━━━ Records for the exercise ━━━

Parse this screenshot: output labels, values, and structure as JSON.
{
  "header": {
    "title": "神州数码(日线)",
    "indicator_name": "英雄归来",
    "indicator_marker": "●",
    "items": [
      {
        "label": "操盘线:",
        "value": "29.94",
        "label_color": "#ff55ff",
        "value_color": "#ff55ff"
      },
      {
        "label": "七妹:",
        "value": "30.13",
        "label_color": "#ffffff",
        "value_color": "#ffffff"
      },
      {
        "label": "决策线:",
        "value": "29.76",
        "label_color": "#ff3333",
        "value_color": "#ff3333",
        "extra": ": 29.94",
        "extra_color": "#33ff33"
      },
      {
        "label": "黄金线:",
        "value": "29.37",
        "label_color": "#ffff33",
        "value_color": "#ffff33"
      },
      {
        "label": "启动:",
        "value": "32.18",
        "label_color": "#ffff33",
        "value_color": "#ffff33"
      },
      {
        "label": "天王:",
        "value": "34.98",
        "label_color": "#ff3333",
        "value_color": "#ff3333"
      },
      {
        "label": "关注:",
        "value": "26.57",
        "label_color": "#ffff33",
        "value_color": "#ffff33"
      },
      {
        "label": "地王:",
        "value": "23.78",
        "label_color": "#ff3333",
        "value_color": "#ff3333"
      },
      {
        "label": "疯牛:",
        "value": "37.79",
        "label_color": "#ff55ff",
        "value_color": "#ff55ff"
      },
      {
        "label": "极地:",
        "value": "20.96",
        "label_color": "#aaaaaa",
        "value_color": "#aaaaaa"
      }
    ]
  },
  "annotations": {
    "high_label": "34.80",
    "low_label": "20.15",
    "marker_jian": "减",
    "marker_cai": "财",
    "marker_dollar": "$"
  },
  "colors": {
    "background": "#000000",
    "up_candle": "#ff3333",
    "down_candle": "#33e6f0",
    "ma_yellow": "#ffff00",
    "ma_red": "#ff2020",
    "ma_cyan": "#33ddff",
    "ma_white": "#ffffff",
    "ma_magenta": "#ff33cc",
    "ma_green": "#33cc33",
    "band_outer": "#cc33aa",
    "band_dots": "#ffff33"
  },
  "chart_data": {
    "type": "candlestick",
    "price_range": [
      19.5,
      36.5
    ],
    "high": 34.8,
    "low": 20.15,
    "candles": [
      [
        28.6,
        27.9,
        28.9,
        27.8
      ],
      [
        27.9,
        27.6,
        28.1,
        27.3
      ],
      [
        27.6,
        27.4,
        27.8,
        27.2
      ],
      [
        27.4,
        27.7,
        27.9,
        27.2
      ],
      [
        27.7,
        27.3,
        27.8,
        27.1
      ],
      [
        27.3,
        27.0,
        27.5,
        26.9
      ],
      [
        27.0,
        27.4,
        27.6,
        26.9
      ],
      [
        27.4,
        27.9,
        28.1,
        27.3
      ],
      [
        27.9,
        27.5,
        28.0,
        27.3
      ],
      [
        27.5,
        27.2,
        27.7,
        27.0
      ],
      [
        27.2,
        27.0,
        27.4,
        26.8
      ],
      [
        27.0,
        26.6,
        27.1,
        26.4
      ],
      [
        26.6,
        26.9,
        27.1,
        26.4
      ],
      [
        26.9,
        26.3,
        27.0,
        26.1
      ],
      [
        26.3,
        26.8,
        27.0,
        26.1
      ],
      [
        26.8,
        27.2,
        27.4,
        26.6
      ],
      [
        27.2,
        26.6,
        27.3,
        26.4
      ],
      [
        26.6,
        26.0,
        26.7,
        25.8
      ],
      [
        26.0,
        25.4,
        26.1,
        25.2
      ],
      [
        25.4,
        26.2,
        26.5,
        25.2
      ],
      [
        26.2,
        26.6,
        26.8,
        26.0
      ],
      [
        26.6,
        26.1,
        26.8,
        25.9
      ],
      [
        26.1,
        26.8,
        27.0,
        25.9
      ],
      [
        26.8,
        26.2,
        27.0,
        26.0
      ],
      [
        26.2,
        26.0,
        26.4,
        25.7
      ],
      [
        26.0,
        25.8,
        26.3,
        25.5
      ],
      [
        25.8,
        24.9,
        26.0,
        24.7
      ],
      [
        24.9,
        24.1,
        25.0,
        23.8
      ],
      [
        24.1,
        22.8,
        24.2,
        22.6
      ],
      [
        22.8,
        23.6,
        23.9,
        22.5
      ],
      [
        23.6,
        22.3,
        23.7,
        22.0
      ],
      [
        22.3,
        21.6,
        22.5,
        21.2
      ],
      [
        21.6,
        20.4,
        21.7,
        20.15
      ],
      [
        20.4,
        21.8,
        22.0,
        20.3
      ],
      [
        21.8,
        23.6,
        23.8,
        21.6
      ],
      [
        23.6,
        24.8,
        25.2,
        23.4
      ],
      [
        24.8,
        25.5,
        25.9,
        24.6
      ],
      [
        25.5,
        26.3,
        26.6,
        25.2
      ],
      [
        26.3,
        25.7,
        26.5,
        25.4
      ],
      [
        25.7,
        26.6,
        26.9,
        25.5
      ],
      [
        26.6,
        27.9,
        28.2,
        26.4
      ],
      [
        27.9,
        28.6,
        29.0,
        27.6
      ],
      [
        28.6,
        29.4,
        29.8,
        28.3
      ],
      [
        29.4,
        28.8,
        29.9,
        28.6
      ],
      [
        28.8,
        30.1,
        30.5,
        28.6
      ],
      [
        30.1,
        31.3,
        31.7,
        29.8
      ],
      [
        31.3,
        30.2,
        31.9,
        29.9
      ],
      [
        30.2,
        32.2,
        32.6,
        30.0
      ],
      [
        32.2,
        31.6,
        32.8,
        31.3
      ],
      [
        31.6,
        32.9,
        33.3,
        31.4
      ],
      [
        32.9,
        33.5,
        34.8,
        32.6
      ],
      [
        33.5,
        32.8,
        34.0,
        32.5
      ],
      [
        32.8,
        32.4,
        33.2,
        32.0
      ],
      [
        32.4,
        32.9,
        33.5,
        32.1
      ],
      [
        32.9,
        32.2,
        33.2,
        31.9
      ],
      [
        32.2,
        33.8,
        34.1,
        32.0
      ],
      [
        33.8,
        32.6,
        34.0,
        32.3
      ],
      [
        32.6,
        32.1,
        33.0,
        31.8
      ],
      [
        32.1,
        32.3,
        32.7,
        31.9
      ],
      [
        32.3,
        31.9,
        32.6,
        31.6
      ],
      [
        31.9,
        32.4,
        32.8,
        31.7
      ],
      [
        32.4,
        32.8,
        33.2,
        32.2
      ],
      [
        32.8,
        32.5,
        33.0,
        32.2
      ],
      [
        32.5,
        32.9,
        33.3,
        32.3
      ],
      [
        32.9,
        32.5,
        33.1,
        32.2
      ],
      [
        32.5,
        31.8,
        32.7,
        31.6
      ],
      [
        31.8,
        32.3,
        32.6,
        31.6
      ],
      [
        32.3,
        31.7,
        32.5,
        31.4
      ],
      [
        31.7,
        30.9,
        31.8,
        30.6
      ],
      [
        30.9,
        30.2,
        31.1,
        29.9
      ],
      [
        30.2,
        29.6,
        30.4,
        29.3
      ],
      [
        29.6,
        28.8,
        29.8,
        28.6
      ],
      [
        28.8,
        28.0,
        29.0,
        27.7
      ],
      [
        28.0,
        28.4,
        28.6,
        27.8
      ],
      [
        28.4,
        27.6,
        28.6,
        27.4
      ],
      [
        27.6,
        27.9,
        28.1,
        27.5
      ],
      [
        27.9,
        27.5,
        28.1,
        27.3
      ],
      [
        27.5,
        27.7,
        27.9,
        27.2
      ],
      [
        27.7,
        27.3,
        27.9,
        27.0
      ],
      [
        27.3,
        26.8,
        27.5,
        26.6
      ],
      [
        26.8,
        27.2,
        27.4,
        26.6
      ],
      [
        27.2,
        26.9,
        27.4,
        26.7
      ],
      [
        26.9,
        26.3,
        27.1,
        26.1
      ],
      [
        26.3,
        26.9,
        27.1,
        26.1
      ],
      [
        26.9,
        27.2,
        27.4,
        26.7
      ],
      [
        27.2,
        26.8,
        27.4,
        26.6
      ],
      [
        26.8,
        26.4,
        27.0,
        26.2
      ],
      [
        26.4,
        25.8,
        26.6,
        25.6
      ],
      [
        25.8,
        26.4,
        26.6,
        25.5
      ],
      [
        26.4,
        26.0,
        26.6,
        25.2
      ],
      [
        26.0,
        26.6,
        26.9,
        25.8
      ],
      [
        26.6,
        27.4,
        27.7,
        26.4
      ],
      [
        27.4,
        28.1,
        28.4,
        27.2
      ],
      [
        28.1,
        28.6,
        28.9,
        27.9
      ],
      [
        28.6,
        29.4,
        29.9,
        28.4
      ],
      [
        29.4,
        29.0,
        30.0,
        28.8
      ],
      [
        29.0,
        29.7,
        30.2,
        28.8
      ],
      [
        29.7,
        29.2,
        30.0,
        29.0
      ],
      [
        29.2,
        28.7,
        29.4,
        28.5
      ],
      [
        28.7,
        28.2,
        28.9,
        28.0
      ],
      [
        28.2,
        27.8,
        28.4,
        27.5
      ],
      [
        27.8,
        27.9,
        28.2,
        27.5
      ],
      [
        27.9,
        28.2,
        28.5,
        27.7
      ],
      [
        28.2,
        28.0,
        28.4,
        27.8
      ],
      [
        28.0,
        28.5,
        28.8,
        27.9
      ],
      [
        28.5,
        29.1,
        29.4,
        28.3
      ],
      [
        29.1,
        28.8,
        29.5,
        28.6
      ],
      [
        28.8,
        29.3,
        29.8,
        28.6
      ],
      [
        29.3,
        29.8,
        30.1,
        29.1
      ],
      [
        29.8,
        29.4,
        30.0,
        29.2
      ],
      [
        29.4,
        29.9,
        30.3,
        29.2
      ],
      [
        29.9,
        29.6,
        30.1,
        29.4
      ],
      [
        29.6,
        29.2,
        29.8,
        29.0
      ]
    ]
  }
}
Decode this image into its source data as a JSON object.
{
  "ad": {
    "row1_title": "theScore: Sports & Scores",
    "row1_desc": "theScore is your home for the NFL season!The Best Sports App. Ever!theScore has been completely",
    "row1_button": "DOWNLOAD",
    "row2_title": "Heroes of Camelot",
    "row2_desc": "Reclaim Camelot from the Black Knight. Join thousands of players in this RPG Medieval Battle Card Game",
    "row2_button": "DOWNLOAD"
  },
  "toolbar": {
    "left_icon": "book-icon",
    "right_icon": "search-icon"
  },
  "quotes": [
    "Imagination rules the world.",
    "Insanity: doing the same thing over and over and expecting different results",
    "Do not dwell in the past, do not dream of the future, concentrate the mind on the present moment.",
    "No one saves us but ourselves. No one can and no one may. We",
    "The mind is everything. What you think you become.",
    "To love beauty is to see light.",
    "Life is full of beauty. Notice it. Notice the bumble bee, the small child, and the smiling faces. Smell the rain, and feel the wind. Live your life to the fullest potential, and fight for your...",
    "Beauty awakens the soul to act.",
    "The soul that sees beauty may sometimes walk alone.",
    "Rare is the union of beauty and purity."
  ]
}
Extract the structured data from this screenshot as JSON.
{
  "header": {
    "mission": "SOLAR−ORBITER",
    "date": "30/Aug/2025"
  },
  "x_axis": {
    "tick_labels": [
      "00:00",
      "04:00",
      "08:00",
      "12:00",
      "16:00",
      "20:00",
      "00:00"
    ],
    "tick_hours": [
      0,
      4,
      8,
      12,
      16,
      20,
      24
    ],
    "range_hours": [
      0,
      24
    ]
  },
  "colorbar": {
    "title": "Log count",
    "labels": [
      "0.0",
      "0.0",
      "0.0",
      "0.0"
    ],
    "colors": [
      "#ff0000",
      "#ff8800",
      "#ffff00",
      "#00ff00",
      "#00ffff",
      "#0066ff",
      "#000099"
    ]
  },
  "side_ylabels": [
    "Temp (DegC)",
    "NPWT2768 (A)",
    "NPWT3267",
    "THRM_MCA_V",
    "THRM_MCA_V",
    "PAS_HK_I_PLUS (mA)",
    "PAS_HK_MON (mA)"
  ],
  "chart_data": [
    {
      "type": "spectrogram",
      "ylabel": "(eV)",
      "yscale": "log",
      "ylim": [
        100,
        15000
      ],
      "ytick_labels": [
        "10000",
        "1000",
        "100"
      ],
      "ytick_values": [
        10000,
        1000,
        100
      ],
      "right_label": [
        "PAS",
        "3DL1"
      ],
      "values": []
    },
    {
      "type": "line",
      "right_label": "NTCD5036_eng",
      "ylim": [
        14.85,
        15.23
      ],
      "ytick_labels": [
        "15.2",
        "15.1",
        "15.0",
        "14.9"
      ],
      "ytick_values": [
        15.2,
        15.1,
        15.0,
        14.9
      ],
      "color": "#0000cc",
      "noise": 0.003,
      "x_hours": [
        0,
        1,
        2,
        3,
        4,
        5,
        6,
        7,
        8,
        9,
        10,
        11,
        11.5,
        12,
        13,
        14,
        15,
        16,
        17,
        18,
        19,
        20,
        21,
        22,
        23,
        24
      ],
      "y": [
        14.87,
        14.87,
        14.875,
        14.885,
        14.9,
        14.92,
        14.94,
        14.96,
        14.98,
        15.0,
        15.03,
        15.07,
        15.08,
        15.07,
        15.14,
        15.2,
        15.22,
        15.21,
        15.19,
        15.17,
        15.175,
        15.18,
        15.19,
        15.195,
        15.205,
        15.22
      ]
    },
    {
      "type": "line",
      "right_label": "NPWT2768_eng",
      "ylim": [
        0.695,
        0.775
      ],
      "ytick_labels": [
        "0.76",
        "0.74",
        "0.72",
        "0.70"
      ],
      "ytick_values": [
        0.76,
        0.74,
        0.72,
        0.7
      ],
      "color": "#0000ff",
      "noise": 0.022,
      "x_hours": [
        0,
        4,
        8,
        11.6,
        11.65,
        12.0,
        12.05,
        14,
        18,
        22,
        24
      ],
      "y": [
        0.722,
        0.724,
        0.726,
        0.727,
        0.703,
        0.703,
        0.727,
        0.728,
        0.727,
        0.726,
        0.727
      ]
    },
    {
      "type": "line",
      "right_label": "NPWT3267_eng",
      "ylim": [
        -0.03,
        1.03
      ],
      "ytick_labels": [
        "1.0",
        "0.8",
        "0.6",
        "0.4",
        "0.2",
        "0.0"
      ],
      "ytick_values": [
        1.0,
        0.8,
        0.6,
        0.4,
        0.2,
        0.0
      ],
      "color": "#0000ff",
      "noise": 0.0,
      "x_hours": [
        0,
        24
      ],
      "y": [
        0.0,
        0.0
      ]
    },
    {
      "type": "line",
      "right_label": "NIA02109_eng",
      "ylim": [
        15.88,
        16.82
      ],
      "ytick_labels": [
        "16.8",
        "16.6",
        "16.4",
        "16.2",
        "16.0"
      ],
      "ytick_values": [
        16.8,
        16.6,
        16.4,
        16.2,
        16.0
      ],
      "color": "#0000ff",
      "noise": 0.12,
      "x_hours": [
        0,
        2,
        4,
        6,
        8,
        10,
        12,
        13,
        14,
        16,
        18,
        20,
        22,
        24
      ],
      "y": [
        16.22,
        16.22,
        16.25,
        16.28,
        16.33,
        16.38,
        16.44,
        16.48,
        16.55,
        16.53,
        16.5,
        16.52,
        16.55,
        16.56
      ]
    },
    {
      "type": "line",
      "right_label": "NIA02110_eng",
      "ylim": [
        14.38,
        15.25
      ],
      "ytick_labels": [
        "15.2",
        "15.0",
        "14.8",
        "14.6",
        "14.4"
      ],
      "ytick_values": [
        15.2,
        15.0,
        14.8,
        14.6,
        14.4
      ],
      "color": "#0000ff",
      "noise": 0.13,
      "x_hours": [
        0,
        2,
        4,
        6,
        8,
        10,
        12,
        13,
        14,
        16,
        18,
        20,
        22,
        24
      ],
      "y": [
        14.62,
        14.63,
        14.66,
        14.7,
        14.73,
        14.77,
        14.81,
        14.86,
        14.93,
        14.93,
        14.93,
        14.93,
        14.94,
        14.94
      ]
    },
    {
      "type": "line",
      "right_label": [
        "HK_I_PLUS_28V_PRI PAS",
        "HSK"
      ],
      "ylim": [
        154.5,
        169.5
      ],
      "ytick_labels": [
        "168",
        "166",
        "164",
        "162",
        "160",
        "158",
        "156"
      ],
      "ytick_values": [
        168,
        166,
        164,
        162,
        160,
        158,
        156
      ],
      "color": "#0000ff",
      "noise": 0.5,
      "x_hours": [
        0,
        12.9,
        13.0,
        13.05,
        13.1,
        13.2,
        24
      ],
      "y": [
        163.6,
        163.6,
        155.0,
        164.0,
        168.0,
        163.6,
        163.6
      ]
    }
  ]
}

━━━

Aim:
Search the entries for the word "noise" and pick out every line that holds it.

The solution:
      "noise": 0.003,
      "noise": 0.022,
      "noise": 0.0,
      "noise": 0.12,
      "noise": 0.13,
      "noise": 0.5,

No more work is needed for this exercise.